**Work to complete**
Transcribe the records that follow, preserving every word.

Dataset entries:
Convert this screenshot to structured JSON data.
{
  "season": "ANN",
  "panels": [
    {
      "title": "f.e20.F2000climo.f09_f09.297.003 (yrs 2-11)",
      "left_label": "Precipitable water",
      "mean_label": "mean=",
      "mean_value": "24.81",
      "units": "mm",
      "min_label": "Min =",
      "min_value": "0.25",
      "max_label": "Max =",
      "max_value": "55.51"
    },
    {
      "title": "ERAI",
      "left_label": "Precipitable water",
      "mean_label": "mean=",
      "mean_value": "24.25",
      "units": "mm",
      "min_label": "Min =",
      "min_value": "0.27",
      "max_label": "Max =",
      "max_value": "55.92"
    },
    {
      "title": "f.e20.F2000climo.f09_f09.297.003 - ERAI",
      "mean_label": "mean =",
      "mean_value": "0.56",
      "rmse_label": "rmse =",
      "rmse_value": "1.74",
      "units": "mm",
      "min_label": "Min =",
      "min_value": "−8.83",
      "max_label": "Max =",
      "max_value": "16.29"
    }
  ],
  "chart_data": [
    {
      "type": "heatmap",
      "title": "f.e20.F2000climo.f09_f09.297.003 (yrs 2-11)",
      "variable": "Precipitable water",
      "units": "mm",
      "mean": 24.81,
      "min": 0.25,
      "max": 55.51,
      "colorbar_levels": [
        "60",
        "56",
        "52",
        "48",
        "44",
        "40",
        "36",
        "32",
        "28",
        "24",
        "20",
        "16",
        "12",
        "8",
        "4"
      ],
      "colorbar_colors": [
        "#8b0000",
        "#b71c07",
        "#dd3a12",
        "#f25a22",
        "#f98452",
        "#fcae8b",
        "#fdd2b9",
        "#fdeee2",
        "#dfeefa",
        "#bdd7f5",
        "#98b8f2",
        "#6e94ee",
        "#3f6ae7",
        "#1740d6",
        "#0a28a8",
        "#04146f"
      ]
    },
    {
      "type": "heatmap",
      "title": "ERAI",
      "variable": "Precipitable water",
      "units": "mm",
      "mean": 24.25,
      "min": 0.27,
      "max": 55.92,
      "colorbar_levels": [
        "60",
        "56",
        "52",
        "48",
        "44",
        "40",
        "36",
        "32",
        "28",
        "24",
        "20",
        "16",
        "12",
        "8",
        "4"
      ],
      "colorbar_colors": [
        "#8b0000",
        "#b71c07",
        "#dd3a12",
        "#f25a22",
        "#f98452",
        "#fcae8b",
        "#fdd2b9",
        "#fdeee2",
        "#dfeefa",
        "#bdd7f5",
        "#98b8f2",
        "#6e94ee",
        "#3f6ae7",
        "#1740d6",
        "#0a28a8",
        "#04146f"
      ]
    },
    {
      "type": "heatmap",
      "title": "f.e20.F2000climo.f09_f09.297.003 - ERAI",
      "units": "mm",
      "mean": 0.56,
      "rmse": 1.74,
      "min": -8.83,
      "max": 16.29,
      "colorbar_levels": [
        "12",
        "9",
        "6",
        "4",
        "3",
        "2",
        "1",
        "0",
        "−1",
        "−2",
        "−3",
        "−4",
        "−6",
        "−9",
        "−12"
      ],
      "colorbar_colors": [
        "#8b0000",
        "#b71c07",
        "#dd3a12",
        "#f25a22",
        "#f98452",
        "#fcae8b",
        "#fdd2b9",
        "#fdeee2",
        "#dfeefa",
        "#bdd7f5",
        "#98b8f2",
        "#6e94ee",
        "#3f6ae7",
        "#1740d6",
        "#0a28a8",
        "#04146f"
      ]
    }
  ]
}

**Final result**
Convert this screenshot to structured JSON data.
{
  "season": "ANN",
  "panels": [
    {
      "title": "f.e20.F2000climo.f09_f09.297.003 (yrs 2-11)",
      "left_label": "Precipitable water",
      "mean_label": "mean=",
      "mean_value": "24.81",
      "units": "mm",
      "min_label": "Min =",
      "min_value": "0.25",
      "max_label": "Max =",
      "max_value": "55.51"
    },
    {
      "title": "ERAI",
      "left_label": "Precipitable water",
      "mean_label": "mean=",
      "mean_value": "24.25",
      "units": "mm",
      "min_label": "Min =",
      "min_value": "0.27",
      "max_label": "Max =",
      "max_value": "55.92"
    },
    {
      "title": "f.e20.F2000climo.f09_f09.297.003 - ERAI",
      "mean_label": "mean =",
      "mean_value": "0.56",
      "rmse_label": "rmse =",
      "rmse_value": "1.74",
      "units": "mm",
      "min_label": "Min =",
      "min_value": "−8.83",
      "max_label": "Max =",
      "max_value": "16.29"
    }
  ],
  "chart_data": [
    {
      "type": "heatmap",
      "title": "f.e20.F2000climo.f09_f09.297.003 (yrs 2-11)",
      "variable": "Precipitable water",
      "units": "mm",
      "mean": 24.81,
      "min": 0.25,
      "max": 55.51,
      "colorbar_levels": [
        "60",
        "56",
        "52",
        "48",
        "44",
        "40",
        "36",
        "32",
        "28",
        "24",
        "20",
        "16",
        "12",
        "8",
        "4"
      ],
      "colorbar_colors": [
        "#8b0000",
        "#b71c07",
        "#dd3a12",
        "#f25a22",
        "#f98452",
        "#fcae8b",
        "#fdd2b9",
        "#fdeee2",
        "#dfeefa",
        "#bdd7f5",
        "#98b8f2",
        "#6e94ee",
        "#3f6ae7",
        "#1740d6",
        "#0a28a8",
        "#04146f"
      ]
    },
    {
      "type": "heatmap",
      "title": "ERAI",
      "variable": "Precipitable water",
      "units": "mm",
      "mean": 24.25,
      "min": 0.27,
      "max": 55.92,
      "colorbar_levels": [
        "60",
        "56",
        "52",
        "48",
        "44",
        "40",
        "36",
        "32",
        "28",
        "24",
        "20",
        "16",
        "12",
        "8",
        "4"
      ],
      "colorbar_colors": [
        "#8b0000",
        "#b71c07",
        "#dd3a12",
        "#f25a22",
        "#f98452",
        "#fcae8b",
        "#fdd2b9",
        "#fdeee2",
        "#dfeefa",
        "#bdd7f5",
        "#98b8f2",
        "#6e94ee",
        "#3f6ae7",
        "#1740d6",
        "#0a28a8",
        "#04146f"
      ]
    },
    {
      "type": "heatmap",
      "title": "f.e20.F2000climo.f09_f09.297.003 - ERAI",
      "units": "mm",
      "mean": 0.56,
      "rmse": 1.74,
      "min": -8.83,
      "max": 16.29,
      "colorbar_levels": [
        "12",
        "9",
        "6",
        "4",
        "3",
        "2",
        "1",
        "0",
        "−1",
        "−2",
        "−3",
        "−4",
        "−6",
        "−9",
        "−12"
      ],
      "colorbar_colors": [
        "#8b0000",
        "#b71c07",
        "#dd3a12",
        "#f25a22",
        "#f98452",
        "#fcae8b",
        "#fdd2b9",
        "#fdeee2",
        "#dfeefa",
        "#bdd7f5",
        "#98b8f2",
        "#6e94ee",
        "#3f6ae7",
        "#1740d6",
        "#0a28a8",
        "#04146f"
      ]
    }
  ]
}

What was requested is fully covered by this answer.